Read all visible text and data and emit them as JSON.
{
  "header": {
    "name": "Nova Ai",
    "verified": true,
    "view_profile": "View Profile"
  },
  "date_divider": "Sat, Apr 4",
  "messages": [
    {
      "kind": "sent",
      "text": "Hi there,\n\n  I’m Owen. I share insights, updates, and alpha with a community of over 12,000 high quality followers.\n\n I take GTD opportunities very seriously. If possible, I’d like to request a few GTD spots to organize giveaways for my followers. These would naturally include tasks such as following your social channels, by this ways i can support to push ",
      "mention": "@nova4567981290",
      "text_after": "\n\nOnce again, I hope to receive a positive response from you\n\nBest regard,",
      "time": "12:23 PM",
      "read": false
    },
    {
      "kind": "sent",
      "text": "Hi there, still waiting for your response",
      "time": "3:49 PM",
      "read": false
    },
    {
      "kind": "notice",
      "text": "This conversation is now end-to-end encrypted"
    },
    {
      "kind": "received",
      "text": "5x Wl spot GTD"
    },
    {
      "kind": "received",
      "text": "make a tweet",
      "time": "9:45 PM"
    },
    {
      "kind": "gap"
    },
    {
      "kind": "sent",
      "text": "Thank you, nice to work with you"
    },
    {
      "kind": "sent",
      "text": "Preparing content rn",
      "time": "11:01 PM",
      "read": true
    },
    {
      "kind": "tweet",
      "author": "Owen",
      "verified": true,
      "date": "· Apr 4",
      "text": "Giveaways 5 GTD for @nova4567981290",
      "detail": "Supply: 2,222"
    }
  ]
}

■ ■ ■ ■ ■

§ SET PROBLEM: Every line above should be written out again exactly as it stands.

§ FULL SOLUTION:
Read all visible text and data and emit them as JSON.
{
  "header": {
    "name": "Nova Ai",
    "verified": true,
    "view_profile": "View Profile"
  },
  "date_divider": "Sat, Apr 4",
  "messages": [
    {
      "kind": "sent",
      "text": "Hi there,\n\n  I’m Owen. I share insights, updates, and alpha with a community of over 12,000 high quality followers.\n\n I take GTD opportunities very seriously. If possible, I’d like to request a few GTD spots to organize giveaways for my followers. These would naturally include tasks such as following your social channels, by this ways i can support to push ",
      "mention": "@nova4567981290",
      "text_after": "\n\nOnce again, I hope to receive a positive response from you\n\nBest regard,",
      "time": "12:23 PM",
      "read": false
    },
    {
      "kind": "sent",
      "text": "Hi there, still waiting for your response",
      "time": "3:49 PM",
      "read": false
    },
    {
      "kind": "notice",
      "text": "This conversation is now end-to-end encrypted"
    },
    {
      "kind": "received",
      "text": "5x Wl spot GTD"
    },
    {
      "kind": "received",
      "text": "make a tweet",
      "time": "9:45 PM"
    },
    {
      "kind": "gap"
    },
    {
      "kind": "sent",
      "text": "Thank you, nice to work with you"
    },
    {
      "kind": "sent",
      "text": "Preparing content rn",
      "time": "11:01 PM",
      "read": true
    },
    {
      "kind": "tweet",
      "author": "Owen",
      "verified": true,
      "date": "· Apr 4",
      "text": "Giveaways 5 GTD for @nova4567981290",
      "detail": "Supply: 2,222"
    }
  ]
}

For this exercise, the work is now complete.